* Task objective *
Copy out each line exactly; pictures stay out of the copy.

· · · · · · ·

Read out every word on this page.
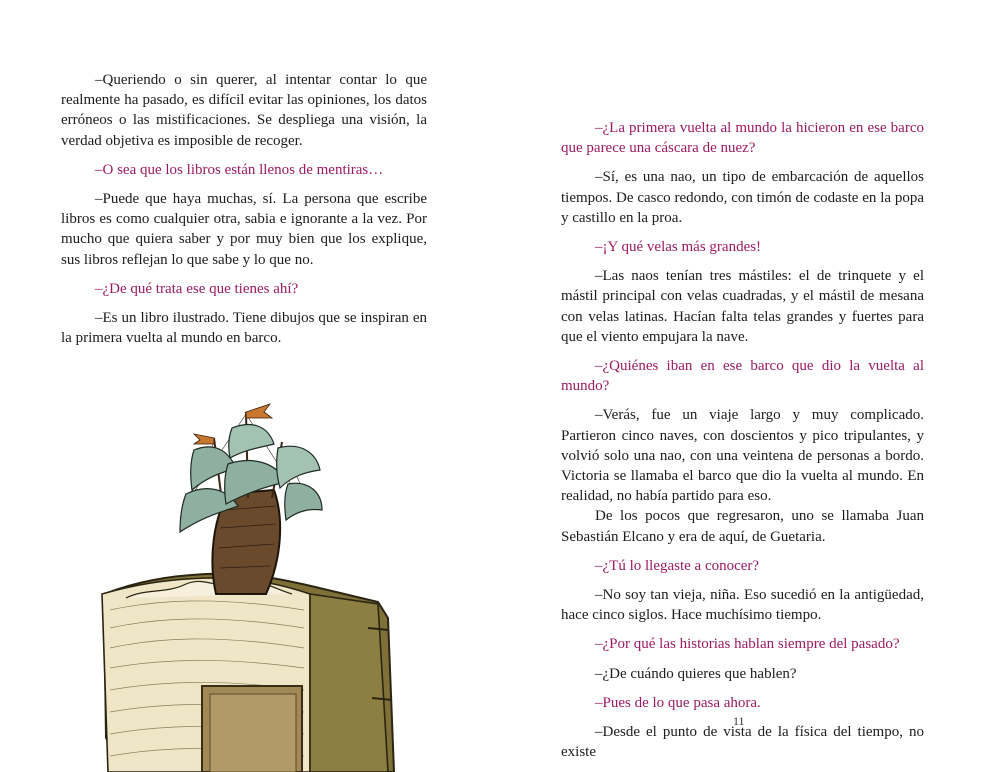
–Queriendo o sin querer, al intentar contar lo que realmente ha pasado, es difícil evitar las opiniones, los datos erróneos o las mistificaciones. Se despliega una visión, la verdad objetiva es imposible de recoger.

–O sea que los libros están llenos de mentiras…

–Puede que haya muchas, sí. La persona que escribe libros es como cualquier otra, sabia e ignorante a la vez. Por mucho que quiera saber y por muy bien que los explique, sus libros reflejan lo que sabe y lo que no.

–¿De qué trata ese que tienes ahí?

–Es un libro ilustrado. Tiene dibujos que se inspiran en la primera vuelta al mundo en barco.

–¿La primera vuelta al mundo la hicieron en ese barco que parece una cáscara de nuez?

–Sí, es una nao, un tipo de embarcación de aquellos tiempos. De casco redondo, con timón de codaste en la popa y castillo en la proa.

–¡Y qué velas más grandes!

–Las naos tenían tres mástiles: el de trinquete y el mástil principal con velas cuadradas, y el mástil de mesana con velas latinas. Hacían falta telas grandes y fuertes para que el viento empujara la nave.

–¿Quiénes iban en ese barco que dio la vuelta al mundo?

–Verás, fue un viaje largo y muy complicado. Partieron cinco naves, con doscientos y pico tripulantes, y volvió solo una nao, con una veintena de personas a bordo. Victoria se llamaba el barco que dio la vuelta al mundo. En realidad, no había partido para eso.

De los pocos que regresaron, uno se llamaba Juan Sebastián Elcano y era de aquí, de Guetaria.

–¿Tú lo llegaste a conocer?

–No soy tan vieja, niña. Eso sucedió en la antigüedad, hace cinco siglos. Hace muchísimo tiempo.

–¿Por qué las historias hablan siempre del pasado?

–¿De cuándo quieres que hablen?

–Pues de lo que pasa ahora.

–Desde el punto de vista de la física del tiempo, no existe

11
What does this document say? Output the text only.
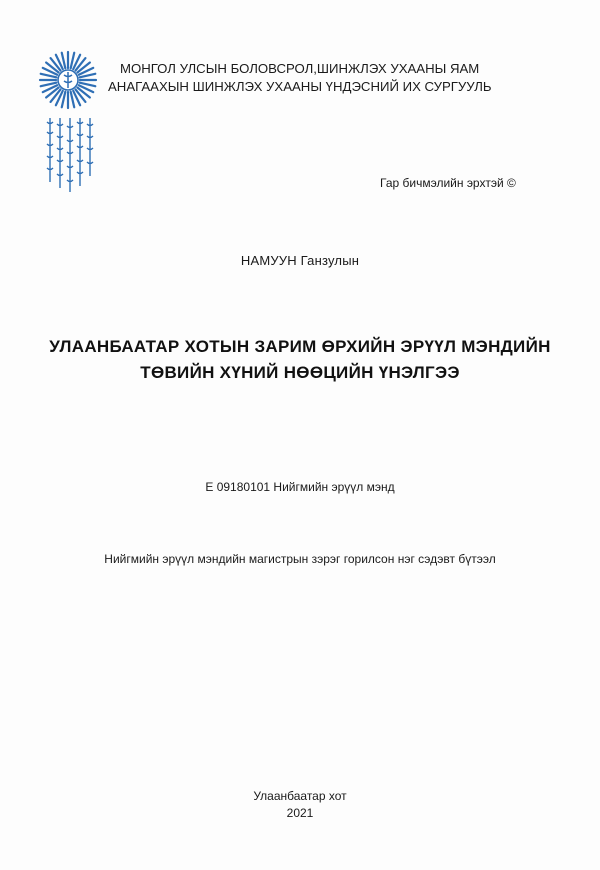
МОНГОЛ УЛСЫН БОЛОВСРОЛ,ШИНЖЛЭХ УХААНЫ ЯАМ
АНАГААХЫН ШИНЖЛЭХ УХААНЫ ҮНДЭСНИЙ ИХ СУРГУУЛЬ
Гар бичмэлийн эрхтэй ©
НАМУУН Ганзулын
УЛААНБААТАР ХОТЫН ЗАРИМ ӨРХИЙН ЭРҮҮЛ МЭНДИЙН
ТӨВИЙН ХҮНИЙ НӨӨЦИЙН ҮНЭЛГЭЭ
Е 09180101 Нийгмийн эрүүл мэнд
Нийгмийн эрүүл мэндийн магистрын зэрэг горилсон нэг сэдэвт бүтээл
Улаанбаатар хот
2021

· · · · · · ·

* Result for this exercise *
Read out every word on this page.
–Queriendo o sin querer, al intentar contar lo que realmente ha pasado, es difícil evitar las opiniones, los datos erróneos o las mistificaciones. Se despliega una visión, la verdad objetiva es imposible de recoger.

–O sea que los libros están llenos de mentiras…

–Puede que haya muchas, sí. La persona que escribe libros es como cualquier otra, sabia e ignorante a la vez. Por mucho que quiera saber y por muy bien que los explique, sus libros reflejan lo que sabe y lo que no.

–¿De qué trata ese que tienes ahí?

–Es un libro ilustrado. Tiene dibujos que se inspiran en la primera vuelta al mundo en barco.

–¿La primera vuelta al mundo la hicieron en ese barco que parece una cáscara de nuez?

–Sí, es una nao, un tipo de embarcación de aquellos tiempos. De casco redondo, con timón de codaste en la popa y castillo en la proa.

–¡Y qué velas más grandes!

–Las naos tenían tres mástiles: el de trinquete y el mástil principal con velas cuadradas, y el mástil de mesana con velas latinas. Hacían falta telas grandes y fuertes para que el viento empujara la nave.

–¿Quiénes iban en ese barco que dio la vuelta al mundo?

–Verás, fue un viaje largo y muy complicado. Partieron cinco naves, con doscientos y pico tripulantes, y volvió solo una nao, con una veintena de personas a bordo. Victoria se llamaba el barco que dio la vuelta al mundo. En realidad, no había partido para eso.

De los pocos que regresaron, uno se llamaba Juan Sebastián Elcano y era de aquí, de Guetaria.

–¿Tú lo llegaste a conocer?

–No soy tan vieja, niña. Eso sucedió en la antigüedad, hace cinco siglos. Hace muchísimo tiempo.

–¿Por qué las historias hablan siempre del pasado?

–¿De cuándo quieres que hablen?

–Pues de lo que pasa ahora.

–Desde el punto de vista de la física del tiempo, no existe

11
What does this document say? Output the text only.
МОНГОЛ УЛСЫН БОЛОВСРОЛ,ШИНЖЛЭХ УХААНЫ ЯАМ
АНАГААХЫН ШИНЖЛЭХ УХААНЫ ҮНДЭСНИЙ ИХ СУРГУУЛЬ
Гар бичмэлийн эрхтэй ©
НАМУУН Ганзулын
УЛААНБААТАР ХОТЫН ЗАРИМ ӨРХИЙН ЭРҮҮЛ МЭНДИЙН
ТӨВИЙН ХҮНИЙ НӨӨЦИЙН ҮНЭЛГЭЭ
Е 09180101 Нийгмийн эрүүл мэнд
Нийгмийн эрүүл мэндийн магистрын зэрэг горилсон нэг сэдэвт бүтээл
Улаанбаатар хот
2021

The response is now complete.